TO DO:
Find all lines in the listing that include the word "Shah", then copy them.

DATASET RECORDS:
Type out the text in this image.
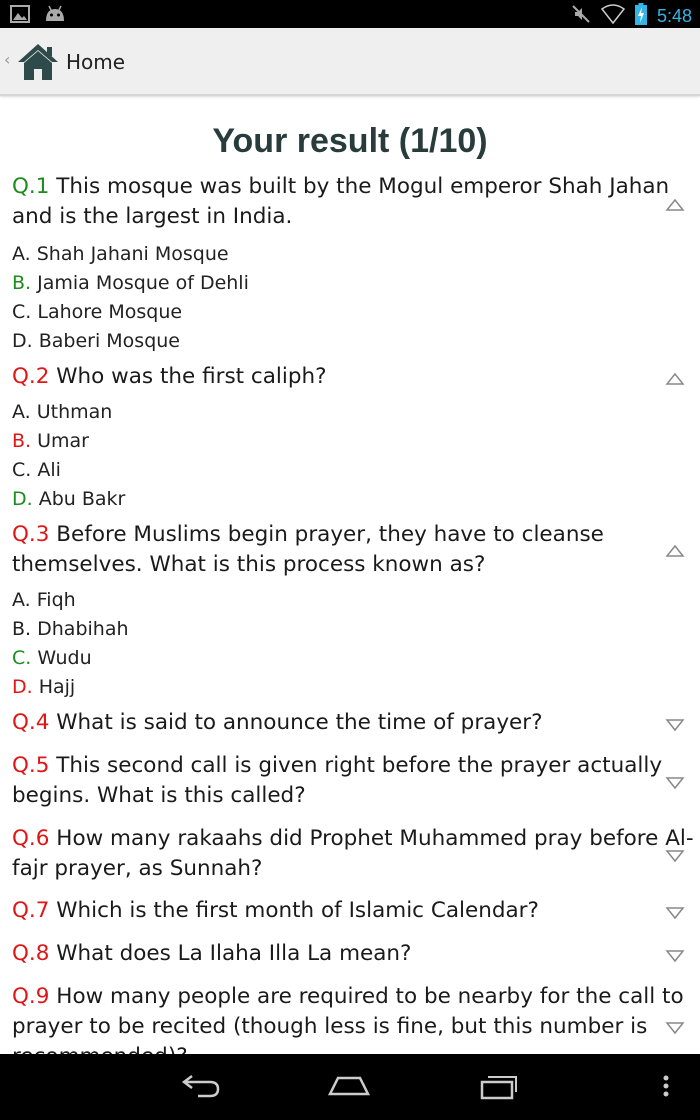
5:48
‹	Home
Your result (1/10)
Q.1 This mosque was built by the Mogul emperor Shah Jahan and is the largest in India.
A. Shah Jahani Mosque
B. Jamia Mosque of Dehli
C. Lahore Mosque
D. Baberi Mosque
Q.2 Who was the first caliph?
A. Uthman
B. Umar
C. Ali
D. Abu Bakr
Q.3 Before Muslims begin prayer, they have to cleanse themselves. What is this process known as?
A. Fiqh
B. Dhabihah
C. Wudu
D. Hajj
Q.4 What is said to announce the time of prayer?
Q.5 This second call is given right before the prayer actually begins. What is this called?
Q.6 How many rakaahs did Prophet Muhammed pray before Al-fajr prayer, as Sunnah?
Q.7 Which is the first month of Islamic Calendar?
Q.8 What does La Ilaha Illa La mean?
Q.9 How many people are required to be nearby for the call to prayer to be recited (though less is fine, but this number is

SOLUTION TO THIS EXERCISE:
Q.1 This mosque was built by the Mogul emperor Shah Jahan and is the largest in India.
A. Shah Jahani Mosque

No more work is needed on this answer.